**TASK INPUTS:**
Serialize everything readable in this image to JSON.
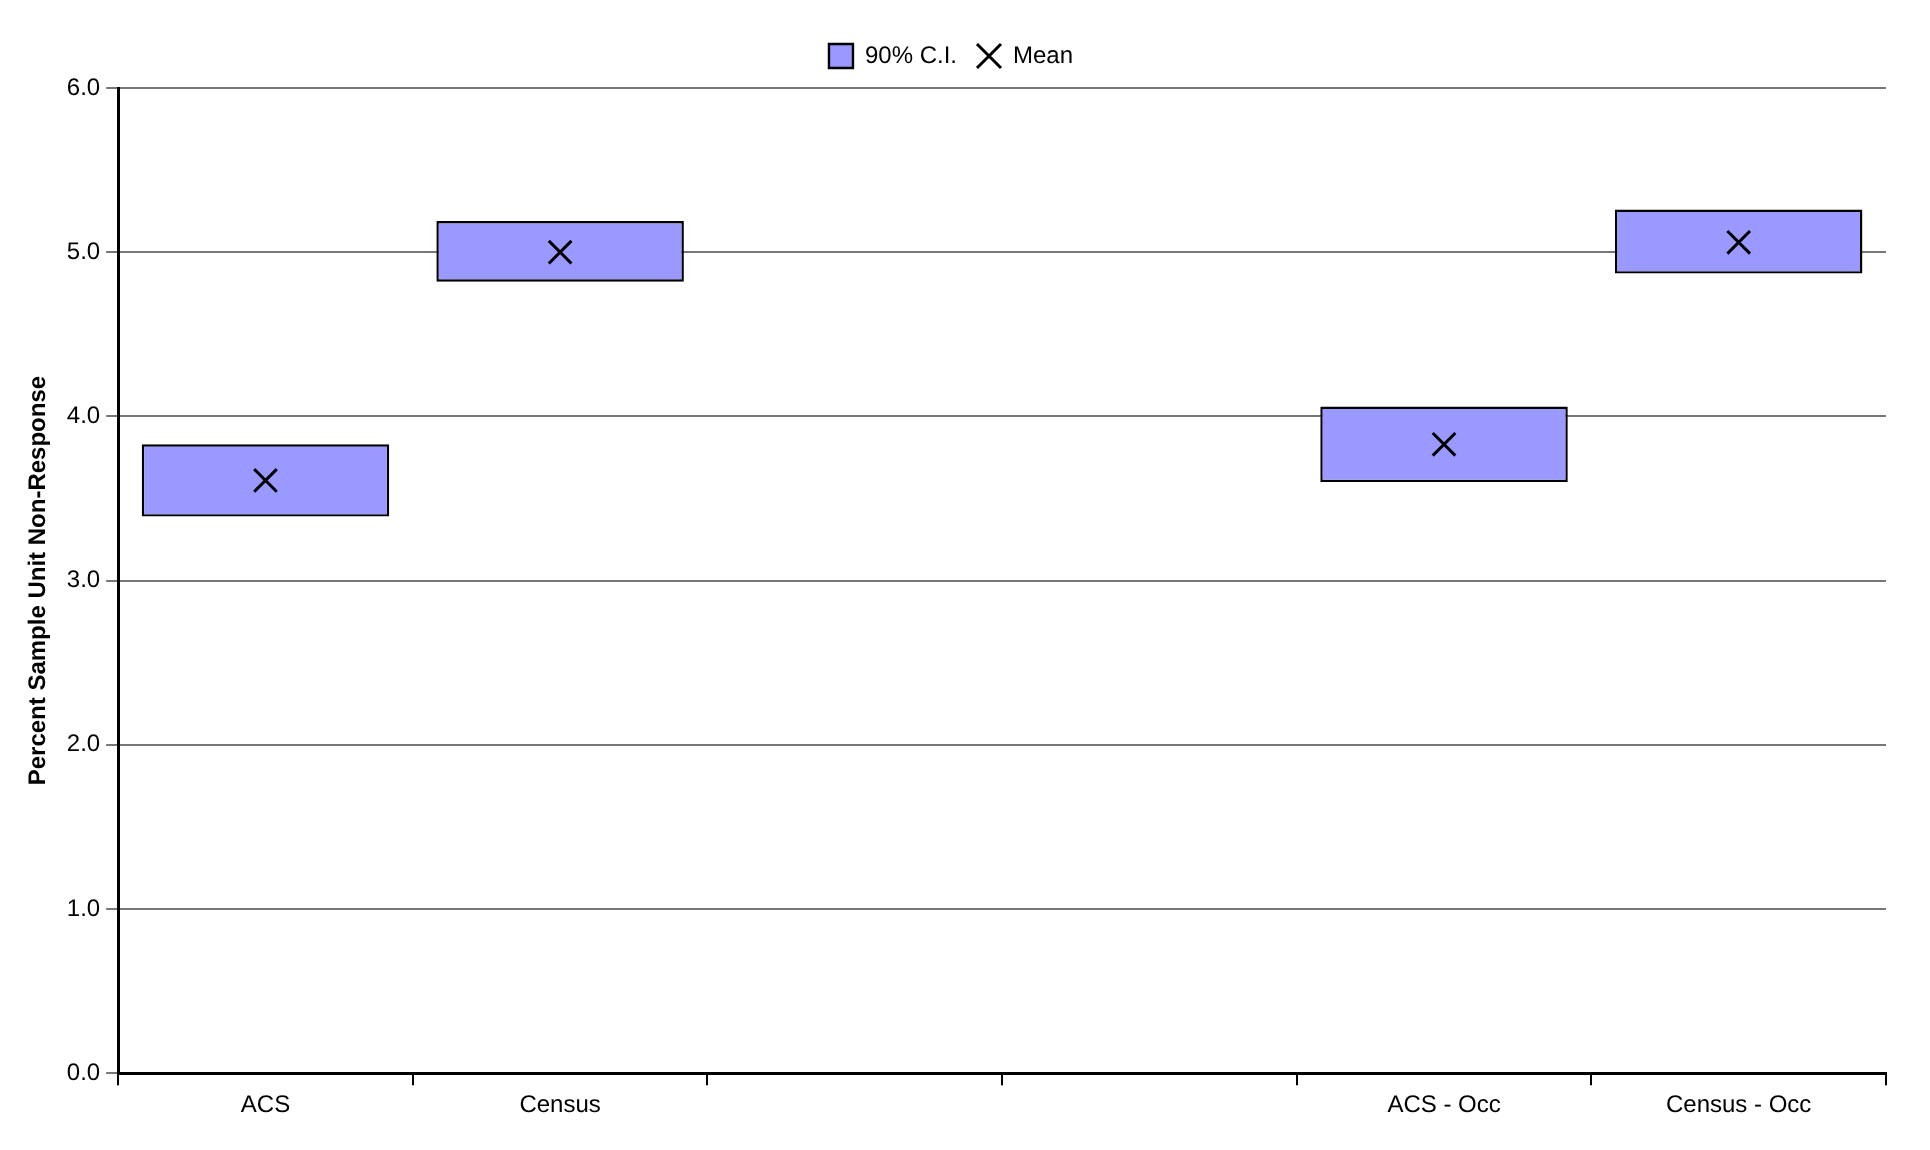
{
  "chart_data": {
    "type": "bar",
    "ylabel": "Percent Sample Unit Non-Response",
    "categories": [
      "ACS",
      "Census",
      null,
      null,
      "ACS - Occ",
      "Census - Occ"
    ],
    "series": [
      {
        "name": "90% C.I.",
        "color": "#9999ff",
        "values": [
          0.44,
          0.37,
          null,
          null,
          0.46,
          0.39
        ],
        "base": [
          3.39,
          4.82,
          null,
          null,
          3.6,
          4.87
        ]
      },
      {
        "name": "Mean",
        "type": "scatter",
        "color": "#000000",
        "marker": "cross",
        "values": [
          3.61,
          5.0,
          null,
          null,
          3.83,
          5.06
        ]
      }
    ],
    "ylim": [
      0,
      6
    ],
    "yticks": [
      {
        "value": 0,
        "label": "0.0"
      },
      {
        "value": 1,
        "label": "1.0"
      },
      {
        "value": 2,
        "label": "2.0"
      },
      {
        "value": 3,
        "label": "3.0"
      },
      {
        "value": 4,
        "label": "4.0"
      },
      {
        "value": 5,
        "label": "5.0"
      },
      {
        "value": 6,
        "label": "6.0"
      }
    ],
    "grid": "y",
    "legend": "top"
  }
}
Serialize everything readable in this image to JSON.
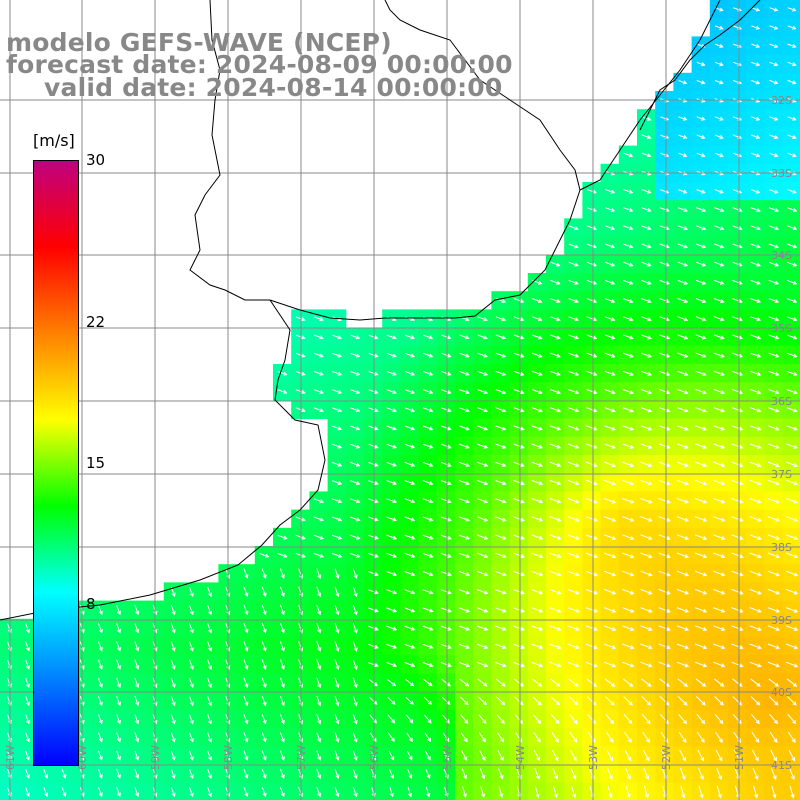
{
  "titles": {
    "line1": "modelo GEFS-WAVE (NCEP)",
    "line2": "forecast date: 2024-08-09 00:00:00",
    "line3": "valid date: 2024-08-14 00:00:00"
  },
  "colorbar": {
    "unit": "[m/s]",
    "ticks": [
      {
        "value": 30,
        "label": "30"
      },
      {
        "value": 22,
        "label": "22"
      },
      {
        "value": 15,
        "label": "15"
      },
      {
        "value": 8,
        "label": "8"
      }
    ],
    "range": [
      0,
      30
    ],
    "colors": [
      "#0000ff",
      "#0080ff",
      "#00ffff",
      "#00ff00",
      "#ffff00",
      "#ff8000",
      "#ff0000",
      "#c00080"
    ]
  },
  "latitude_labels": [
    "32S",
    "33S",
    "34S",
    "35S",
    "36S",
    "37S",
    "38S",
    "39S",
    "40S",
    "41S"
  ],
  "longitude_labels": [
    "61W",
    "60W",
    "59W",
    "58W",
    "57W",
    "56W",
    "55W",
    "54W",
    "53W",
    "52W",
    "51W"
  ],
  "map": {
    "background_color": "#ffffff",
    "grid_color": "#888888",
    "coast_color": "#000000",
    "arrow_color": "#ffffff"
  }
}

**YOUR GOAL:**
Give an exact copy of the material, leaving out every picture.

**WRITTEN SOLUTION:**
Serialize everything readable in this image to JSON.
{
  "chart_data": {
    "type": "bar",
    "ylabel": "Percent Sample Unit Non-Response",
    "categories": [
      "ACS",
      "Census",
      null,
      null,
      "ACS - Occ",
      "Census - Occ"
    ],
    "series": [
      {
        "name": "90% C.I.",
        "color": "#9999ff",
        "values": [
          0.44,
          0.37,
          null,
          null,
          0.46,
          0.39
        ],
        "base": [
          3.39,
          4.82,
          null,
          null,
          3.6,
          4.87
        ]
      },
      {
        "name": "Mean",
        "type": "scatter",
        "color": "#000000",
        "marker": "cross",
        "values": [
          3.61,
          5.0,
          null,
          null,
          3.83,
          5.06
        ]
      }
    ],
    "ylim": [
      0,
      6
    ],
    "yticks": [
      {
        "value": 0,
        "label": "0.0"
      },
      {
        "value": 1,
        "label": "1.0"
      },
      {
        "value": 2,
        "label": "2.0"
      },
      {
        "value": 3,
        "label": "3.0"
      },
      {
        "value": 4,
        "label": "4.0"
      },
      {
        "value": 5,
        "label": "5.0"
      },
      {
        "value": 6,
        "label": "6.0"
      }
    ],
    "grid": "y",
    "legend": "top"
  }
}
Serialize everything readable in this image to JSON.
{
  "titles": {
    "line1": "modelo GEFS-WAVE (NCEP)",
    "line2": "forecast date: 2024-08-09 00:00:00",
    "line3": "valid date: 2024-08-14 00:00:00"
  },
  "colorbar": {
    "unit": "[m/s]",
    "ticks": [
      {
        "value": 30,
        "label": "30"
      },
      {
        "value": 22,
        "label": "22"
      },
      {
        "value": 15,
        "label": "15"
      },
      {
        "value": 8,
        "label": "8"
      }
    ],
    "range": [
      0,
      30
    ],
    "colors": [
      "#0000ff",
      "#0080ff",
      "#00ffff",
      "#00ff00",
      "#ffff00",
      "#ff8000",
      "#ff0000",
      "#c00080"
    ]
  },
  "latitude_labels": [
    "32S",
    "33S",
    "34S",
    "35S",
    "36S",
    "37S",
    "38S",
    "39S",
    "40S",
    "41S"
  ],
  "longitude_labels": [
    "61W",
    "60W",
    "59W",
    "58W",
    "57W",
    "56W",
    "55W",
    "54W",
    "53W",
    "52W",
    "51W"
  ],
  "map": {
    "background_color": "#ffffff",
    "grid_color": "#888888",
    "coast_color": "#000000",
    "arrow_color": "#ffffff"
  }
}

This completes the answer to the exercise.